## What needs to be done
Copy out the lines that have "движемся" in them.
[start Data supplied]
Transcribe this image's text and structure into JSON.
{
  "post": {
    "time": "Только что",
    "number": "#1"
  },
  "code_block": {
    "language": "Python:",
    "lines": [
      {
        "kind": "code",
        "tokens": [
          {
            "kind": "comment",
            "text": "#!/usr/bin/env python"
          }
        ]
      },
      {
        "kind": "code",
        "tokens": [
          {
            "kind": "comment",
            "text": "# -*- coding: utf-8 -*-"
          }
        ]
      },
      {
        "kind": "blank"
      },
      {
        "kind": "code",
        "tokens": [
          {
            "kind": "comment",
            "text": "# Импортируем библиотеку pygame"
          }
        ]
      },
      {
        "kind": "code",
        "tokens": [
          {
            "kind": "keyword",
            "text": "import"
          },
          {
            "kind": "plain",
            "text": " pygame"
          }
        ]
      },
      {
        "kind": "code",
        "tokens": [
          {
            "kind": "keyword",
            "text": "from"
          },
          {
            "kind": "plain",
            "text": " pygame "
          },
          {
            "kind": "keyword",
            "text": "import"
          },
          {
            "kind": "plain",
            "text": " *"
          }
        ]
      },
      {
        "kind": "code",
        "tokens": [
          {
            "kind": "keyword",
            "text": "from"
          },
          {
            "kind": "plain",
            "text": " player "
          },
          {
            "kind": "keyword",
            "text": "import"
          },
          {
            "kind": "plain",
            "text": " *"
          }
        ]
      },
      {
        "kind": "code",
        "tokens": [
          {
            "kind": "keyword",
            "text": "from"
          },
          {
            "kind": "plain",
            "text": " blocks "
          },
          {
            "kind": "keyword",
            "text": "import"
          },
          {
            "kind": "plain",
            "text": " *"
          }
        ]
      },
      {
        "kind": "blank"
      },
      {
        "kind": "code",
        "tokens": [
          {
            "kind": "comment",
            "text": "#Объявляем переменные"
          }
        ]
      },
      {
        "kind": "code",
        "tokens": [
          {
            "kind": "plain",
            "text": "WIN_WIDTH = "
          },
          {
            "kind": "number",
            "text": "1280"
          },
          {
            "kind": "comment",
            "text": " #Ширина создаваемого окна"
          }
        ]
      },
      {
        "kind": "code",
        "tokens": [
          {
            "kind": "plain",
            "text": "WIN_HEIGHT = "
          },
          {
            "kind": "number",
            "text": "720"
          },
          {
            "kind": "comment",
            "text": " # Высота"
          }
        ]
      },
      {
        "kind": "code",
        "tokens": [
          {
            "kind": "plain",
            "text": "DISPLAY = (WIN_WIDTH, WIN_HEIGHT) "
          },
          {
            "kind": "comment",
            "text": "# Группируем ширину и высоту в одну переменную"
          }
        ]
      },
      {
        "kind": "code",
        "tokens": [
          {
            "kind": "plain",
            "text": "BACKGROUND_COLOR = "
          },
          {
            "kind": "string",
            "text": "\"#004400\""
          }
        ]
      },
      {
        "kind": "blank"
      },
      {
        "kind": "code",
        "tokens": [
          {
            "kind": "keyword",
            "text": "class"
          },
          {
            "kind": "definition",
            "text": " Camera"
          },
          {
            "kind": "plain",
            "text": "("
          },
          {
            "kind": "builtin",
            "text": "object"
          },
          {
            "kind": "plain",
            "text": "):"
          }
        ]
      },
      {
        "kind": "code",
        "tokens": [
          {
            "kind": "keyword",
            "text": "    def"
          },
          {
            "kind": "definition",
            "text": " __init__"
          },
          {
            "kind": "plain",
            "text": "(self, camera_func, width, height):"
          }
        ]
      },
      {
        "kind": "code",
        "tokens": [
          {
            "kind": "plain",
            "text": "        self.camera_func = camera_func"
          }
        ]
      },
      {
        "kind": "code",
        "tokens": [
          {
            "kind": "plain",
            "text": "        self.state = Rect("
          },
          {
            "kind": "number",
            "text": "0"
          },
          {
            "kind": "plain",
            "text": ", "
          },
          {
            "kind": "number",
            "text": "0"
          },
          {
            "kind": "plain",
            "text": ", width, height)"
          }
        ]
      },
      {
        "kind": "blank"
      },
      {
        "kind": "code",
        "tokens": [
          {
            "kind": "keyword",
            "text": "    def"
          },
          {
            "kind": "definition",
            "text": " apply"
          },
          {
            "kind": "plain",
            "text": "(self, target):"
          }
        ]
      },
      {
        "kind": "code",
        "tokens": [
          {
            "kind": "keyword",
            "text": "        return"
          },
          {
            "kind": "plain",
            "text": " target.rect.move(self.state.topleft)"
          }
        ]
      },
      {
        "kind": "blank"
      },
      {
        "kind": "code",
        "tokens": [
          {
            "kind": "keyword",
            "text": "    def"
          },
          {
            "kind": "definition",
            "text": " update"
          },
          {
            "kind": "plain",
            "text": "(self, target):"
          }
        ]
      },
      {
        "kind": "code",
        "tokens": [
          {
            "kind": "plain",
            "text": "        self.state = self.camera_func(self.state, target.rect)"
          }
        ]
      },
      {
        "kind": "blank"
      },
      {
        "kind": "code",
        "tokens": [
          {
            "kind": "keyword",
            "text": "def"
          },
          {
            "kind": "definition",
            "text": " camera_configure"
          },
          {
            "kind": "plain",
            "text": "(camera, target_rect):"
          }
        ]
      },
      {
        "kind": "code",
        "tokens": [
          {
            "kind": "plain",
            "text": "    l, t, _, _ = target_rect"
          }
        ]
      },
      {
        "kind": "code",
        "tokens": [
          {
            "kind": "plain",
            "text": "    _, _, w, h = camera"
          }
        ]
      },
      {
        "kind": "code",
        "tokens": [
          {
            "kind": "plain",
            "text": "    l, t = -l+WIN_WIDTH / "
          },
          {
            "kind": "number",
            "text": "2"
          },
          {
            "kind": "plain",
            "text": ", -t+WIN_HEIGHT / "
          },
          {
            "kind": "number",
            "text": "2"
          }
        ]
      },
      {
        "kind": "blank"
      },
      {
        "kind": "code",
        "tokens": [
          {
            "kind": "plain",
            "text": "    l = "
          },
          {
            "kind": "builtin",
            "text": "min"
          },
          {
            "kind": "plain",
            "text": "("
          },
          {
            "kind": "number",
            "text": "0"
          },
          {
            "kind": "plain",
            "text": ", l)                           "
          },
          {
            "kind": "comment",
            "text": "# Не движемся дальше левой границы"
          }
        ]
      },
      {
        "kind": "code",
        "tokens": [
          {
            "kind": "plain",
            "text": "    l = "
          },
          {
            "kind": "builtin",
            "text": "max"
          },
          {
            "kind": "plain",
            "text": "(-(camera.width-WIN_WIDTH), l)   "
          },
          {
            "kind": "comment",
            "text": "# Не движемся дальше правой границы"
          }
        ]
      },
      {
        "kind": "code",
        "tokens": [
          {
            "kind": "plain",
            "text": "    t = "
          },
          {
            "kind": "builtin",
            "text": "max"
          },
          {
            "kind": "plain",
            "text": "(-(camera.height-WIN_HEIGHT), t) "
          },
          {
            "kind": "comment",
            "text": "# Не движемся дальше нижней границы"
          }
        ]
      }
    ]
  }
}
[end Data supplied]
## Answer
            "text": "# Не движемся дальше левой границы"
            "text": "# Не движемся дальше правой границы"
            "text": "# Не движемся дальше нижней границы"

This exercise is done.